[Dataset rows]
# # #
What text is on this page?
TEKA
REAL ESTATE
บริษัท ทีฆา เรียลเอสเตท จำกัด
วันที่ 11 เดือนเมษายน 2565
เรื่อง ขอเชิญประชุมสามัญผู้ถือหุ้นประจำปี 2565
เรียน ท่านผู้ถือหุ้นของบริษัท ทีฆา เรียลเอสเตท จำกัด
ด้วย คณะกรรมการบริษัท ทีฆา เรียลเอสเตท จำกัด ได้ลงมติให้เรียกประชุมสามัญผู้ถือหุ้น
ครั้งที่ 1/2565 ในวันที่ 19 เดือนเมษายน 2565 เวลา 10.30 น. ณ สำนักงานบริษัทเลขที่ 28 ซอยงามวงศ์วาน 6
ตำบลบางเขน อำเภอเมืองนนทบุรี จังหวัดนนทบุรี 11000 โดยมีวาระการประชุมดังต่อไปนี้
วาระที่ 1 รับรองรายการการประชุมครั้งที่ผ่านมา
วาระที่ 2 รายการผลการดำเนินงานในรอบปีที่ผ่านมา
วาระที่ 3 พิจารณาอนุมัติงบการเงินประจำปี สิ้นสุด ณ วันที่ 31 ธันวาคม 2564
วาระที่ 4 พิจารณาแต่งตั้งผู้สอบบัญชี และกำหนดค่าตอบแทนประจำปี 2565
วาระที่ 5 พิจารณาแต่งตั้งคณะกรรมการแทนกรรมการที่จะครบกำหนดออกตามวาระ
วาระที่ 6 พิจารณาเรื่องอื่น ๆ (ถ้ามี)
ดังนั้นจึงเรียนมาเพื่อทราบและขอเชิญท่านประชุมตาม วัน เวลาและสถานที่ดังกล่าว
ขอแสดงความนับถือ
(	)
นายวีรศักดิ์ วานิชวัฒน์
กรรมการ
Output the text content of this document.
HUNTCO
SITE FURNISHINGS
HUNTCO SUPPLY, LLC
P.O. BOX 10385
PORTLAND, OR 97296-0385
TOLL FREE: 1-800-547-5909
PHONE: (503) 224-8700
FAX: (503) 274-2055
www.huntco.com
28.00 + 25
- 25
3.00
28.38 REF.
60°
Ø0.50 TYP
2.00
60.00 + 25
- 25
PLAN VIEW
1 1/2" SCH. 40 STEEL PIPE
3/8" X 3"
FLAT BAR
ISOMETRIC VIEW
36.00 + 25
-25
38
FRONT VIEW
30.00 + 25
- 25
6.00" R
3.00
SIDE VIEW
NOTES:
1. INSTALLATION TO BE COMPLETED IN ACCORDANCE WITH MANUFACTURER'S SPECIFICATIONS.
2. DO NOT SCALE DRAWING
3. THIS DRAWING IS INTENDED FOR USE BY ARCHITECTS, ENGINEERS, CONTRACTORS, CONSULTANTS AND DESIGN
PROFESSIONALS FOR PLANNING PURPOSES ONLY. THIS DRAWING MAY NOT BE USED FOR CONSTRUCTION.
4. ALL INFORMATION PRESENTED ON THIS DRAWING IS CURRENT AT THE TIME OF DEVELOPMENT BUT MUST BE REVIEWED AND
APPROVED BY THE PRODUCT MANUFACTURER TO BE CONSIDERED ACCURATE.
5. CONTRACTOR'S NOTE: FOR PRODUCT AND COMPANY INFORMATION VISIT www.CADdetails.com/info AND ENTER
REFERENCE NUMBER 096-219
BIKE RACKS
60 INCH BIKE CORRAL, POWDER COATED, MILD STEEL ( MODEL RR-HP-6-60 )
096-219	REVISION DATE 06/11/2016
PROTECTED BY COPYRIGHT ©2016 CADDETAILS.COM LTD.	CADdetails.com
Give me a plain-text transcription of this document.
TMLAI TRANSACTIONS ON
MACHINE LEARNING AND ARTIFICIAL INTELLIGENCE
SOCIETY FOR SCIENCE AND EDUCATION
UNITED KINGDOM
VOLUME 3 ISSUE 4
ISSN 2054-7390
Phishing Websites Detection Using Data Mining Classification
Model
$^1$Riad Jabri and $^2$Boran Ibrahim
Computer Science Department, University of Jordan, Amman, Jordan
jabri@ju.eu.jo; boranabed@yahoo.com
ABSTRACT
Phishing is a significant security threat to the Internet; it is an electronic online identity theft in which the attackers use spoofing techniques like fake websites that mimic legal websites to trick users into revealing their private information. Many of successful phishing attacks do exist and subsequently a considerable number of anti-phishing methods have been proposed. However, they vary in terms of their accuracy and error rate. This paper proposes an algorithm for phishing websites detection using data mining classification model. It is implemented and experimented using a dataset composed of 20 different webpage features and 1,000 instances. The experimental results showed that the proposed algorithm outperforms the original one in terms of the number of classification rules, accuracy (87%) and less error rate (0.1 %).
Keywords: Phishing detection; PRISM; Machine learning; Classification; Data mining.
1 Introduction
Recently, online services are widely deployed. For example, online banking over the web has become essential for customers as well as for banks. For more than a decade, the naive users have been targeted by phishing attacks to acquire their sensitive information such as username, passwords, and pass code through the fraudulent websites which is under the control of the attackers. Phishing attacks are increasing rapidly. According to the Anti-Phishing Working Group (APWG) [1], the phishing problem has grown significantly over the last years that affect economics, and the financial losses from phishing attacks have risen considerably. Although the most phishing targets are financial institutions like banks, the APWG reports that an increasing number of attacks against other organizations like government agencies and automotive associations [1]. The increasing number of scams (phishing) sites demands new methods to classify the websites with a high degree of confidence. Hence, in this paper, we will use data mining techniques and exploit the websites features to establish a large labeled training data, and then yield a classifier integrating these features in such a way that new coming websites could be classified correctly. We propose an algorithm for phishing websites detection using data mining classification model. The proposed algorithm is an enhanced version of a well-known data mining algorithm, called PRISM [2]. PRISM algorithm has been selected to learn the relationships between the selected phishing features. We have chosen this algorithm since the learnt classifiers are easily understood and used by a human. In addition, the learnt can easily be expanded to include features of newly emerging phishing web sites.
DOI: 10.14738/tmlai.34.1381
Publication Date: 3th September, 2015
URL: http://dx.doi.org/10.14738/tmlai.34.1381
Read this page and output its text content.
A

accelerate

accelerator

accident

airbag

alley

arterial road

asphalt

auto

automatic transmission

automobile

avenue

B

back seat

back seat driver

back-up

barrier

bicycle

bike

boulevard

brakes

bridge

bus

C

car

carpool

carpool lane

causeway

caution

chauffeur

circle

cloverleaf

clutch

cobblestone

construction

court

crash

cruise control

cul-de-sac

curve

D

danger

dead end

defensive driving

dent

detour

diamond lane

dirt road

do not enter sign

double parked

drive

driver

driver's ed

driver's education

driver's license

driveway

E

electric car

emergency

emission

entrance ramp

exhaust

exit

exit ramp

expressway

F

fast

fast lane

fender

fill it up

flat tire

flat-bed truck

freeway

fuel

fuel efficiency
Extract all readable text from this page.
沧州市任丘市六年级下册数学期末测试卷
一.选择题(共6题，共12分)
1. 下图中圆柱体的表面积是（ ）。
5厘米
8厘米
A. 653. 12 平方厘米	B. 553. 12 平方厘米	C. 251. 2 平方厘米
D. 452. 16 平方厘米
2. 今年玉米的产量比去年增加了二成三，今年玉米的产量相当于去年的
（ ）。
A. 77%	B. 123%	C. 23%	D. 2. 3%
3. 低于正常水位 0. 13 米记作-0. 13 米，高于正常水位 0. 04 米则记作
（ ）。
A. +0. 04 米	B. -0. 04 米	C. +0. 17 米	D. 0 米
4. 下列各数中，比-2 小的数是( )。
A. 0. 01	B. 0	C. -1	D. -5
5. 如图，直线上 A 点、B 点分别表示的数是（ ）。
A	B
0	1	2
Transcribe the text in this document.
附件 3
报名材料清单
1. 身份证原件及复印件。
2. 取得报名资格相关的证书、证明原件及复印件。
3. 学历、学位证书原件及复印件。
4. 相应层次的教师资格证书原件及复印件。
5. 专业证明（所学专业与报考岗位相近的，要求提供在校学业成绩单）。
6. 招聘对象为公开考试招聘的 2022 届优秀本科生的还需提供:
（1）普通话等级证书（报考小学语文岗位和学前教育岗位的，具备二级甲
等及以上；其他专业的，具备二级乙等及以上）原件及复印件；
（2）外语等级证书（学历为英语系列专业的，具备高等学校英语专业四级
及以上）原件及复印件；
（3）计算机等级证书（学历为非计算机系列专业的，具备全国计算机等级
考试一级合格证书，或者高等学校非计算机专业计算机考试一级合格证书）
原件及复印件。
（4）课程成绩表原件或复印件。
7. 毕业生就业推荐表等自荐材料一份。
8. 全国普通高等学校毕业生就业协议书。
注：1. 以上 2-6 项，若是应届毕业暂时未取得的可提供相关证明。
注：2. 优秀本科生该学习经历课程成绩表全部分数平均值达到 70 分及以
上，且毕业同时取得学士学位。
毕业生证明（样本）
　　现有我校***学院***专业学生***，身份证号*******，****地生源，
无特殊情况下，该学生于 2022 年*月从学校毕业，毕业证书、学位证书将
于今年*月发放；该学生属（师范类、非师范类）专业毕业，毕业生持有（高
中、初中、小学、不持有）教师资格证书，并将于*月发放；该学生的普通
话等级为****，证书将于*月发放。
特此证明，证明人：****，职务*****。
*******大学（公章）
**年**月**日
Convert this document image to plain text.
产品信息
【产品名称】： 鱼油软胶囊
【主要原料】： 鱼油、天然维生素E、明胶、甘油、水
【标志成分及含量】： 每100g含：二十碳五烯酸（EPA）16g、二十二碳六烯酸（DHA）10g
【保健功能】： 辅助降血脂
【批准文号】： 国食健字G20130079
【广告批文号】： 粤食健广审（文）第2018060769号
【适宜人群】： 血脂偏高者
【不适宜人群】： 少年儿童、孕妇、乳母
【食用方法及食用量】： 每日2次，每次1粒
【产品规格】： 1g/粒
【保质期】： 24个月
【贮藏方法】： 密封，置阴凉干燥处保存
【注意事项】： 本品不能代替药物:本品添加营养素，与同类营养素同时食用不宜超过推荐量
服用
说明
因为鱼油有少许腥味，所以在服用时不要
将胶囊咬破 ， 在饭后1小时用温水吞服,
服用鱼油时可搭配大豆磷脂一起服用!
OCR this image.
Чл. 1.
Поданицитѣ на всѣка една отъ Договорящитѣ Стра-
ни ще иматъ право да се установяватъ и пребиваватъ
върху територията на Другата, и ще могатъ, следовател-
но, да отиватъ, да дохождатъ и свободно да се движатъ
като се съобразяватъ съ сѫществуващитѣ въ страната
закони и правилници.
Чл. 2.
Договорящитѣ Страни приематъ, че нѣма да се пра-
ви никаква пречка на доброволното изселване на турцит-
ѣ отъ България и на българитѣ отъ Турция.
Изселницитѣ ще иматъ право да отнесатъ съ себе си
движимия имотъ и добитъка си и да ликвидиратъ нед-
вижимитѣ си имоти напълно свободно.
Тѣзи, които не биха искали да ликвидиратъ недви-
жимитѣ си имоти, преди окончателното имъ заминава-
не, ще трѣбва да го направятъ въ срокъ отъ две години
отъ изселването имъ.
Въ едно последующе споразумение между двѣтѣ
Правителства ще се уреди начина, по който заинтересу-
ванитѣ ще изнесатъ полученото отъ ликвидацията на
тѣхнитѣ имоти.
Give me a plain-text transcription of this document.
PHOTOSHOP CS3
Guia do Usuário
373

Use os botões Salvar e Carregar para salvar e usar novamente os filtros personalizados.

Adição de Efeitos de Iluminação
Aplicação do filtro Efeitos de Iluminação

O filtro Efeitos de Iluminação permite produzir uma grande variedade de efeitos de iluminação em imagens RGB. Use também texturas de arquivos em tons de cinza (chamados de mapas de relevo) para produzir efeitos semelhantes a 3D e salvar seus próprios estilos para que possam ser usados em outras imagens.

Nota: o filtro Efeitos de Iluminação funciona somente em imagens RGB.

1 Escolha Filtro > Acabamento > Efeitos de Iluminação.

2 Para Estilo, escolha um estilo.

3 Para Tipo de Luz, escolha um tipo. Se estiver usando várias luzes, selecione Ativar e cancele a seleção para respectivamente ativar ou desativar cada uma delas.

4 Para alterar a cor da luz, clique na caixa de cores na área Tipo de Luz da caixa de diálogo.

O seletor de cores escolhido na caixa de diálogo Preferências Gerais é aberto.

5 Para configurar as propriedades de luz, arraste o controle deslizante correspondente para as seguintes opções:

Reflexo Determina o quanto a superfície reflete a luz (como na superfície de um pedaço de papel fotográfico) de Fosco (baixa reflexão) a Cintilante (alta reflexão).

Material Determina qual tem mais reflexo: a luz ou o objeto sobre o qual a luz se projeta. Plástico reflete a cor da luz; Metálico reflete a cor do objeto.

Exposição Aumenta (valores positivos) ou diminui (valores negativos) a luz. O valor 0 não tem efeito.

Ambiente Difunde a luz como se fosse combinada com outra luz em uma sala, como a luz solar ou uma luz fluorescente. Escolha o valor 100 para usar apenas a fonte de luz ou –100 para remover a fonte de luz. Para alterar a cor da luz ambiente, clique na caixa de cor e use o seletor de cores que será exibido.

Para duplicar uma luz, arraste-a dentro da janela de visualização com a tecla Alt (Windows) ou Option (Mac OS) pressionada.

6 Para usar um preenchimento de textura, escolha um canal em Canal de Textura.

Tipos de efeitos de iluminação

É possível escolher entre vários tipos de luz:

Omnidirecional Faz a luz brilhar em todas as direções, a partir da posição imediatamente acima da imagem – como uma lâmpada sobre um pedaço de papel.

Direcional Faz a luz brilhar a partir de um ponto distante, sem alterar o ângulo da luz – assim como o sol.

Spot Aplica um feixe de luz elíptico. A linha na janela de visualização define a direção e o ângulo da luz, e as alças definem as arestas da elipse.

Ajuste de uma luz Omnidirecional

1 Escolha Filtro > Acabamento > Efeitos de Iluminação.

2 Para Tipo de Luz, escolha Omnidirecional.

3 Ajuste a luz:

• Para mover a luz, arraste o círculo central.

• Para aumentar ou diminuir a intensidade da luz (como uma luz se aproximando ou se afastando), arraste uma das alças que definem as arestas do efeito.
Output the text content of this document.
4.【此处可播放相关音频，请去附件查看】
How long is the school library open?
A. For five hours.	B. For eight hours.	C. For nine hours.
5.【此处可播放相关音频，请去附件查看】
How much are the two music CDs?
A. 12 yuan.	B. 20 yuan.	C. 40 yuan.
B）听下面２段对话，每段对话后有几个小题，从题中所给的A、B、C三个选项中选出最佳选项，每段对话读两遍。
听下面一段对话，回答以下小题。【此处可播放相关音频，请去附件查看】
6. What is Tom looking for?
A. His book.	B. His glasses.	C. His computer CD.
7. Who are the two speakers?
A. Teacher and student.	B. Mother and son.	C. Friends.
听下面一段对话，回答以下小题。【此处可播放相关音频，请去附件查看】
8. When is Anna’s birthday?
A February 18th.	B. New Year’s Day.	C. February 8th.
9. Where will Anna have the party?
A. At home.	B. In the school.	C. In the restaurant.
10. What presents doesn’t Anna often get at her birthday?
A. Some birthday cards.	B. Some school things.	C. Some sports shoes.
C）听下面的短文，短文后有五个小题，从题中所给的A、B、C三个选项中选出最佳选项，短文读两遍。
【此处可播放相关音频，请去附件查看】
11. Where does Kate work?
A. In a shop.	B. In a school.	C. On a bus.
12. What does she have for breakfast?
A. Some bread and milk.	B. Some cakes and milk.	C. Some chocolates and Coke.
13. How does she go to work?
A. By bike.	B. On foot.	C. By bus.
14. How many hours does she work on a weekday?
# # #
• _Exercise prompt_:
Tally the lines of the data that hold the string "arraste". Answer with the number and nothing more.

• _Solution for this exercise_:
4